# start of DATA FOR THE TASK
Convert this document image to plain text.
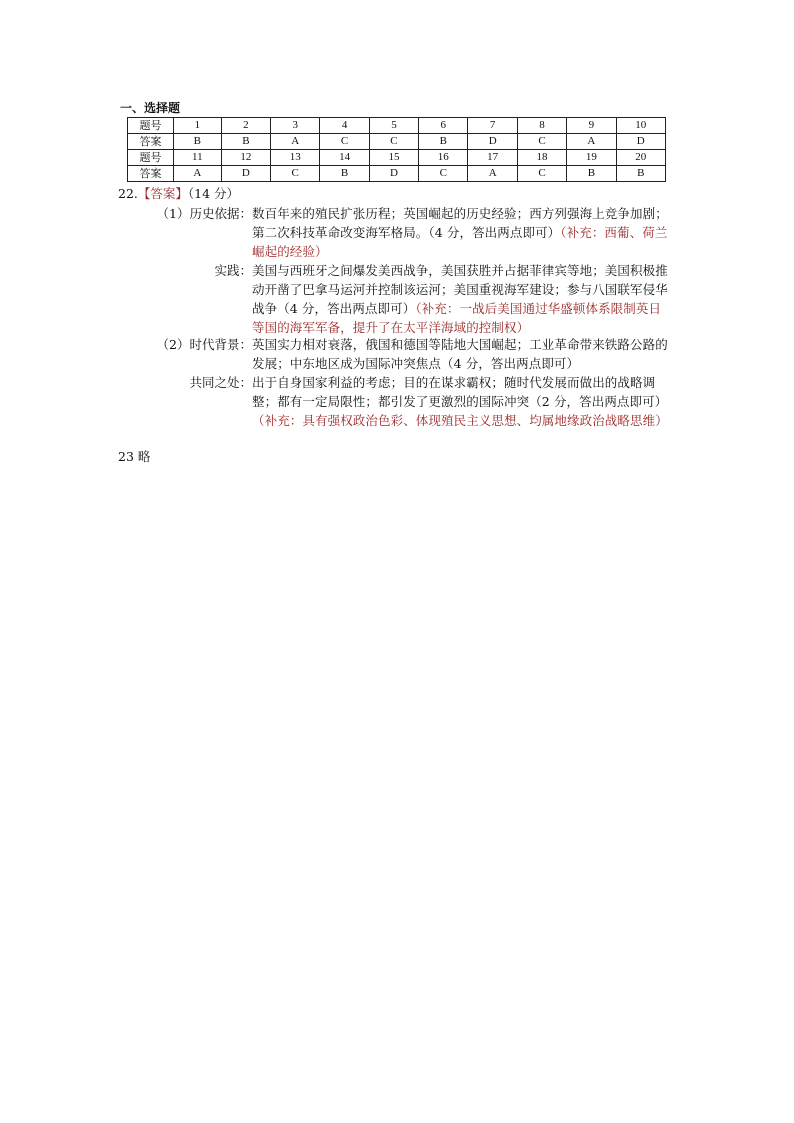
一、选择题
题号	1	2	3	4	5	6	7	8	9	10
答案	B	B	A	C	C	B	D	C	A	D
题号	11	12	13	14	15	16	17	18	19	20
答案	A	D	C	B	D	C	A	C	B	B
22.【答案】（14 分）
（1）历史依据： 数百年来的殖民扩张历程；英国崛起的历史经验；西方列强海上竞争加剧；第二次科技革命改变海军格局。（4 分，答出两点即可）（补充：西葡、荷兰崛起的经验）
实践： 美国与西班牙之间爆发美西战争，美国获胜并占据菲律宾等地；美国积极推动开凿了巴拿马运河并控制该运河；美国重视海军建设；参与八国联军侵华战争（4 分，答出两点即可）（补充：一战后美国通过华盛顿体系限制英日等国的海军军备，提升了在太平洋海域的控制权）
（2）时代背景： 英国实力相对衰落，俄国和德国等陆地大国崛起；工业革命带来铁路公路的发展；中东地区成为国际冲突焦点（4 分，答出两点即可）
共同之处： 出于自身国家利益的考虑；目的在谋求霸权；随时代发展而做出的战略调整；都有一定局限性；都引发了更激烈的国际冲突（2 分，答出两点即可）（补充：具有强权政治色彩、体现殖民主义思想、均属地缘政治战略思维）
23 略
# end of DATA FOR THE TASK
DIRECTIONS — Every line above should be returned word for word, with the pictures left behind.

TASK ANSWER —
Convert this document image to plain text.
一、选择题
题号	1	2	3	4	5	6	7	8	9	10
答案	B	B	A	C	C	B	D	C	A	D
题号	11	12	13	14	15	16	17	18	19	20
答案	A	D	C	B	D	C	A	C	B	B
22.【答案】（14 分）
（1）历史依据： 数百年来的殖民扩张历程；英国崛起的历史经验；西方列强海上竞争加剧；第二次科技革命改变海军格局。（4 分，答出两点即可）（补充：西葡、荷兰崛起的经验）
实践： 美国与西班牙之间爆发美西战争，美国获胜并占据菲律宾等地；美国积极推动开凿了巴拿马运河并控制该运河；美国重视海军建设；参与八国联军侵华战争（4 分，答出两点即可）（补充：一战后美国通过华盛顿体系限制英日等国的海军军备，提升了在太平洋海域的控制权）
（2）时代背景： 英国实力相对衰落，俄国和德国等陆地大国崛起；工业革命带来铁路公路的发展；中东地区成为国际冲突焦点（4 分，答出两点即可）
共同之处： 出于自身国家利益的考虑；目的在谋求霸权；随时代发展而做出的战略调整；都有一定局限性；都引发了更激烈的国际冲突（2 分，答出两点即可）（补充：具有强权政治色彩、体现殖民主义思想、均属地缘政治战略思维）
23 略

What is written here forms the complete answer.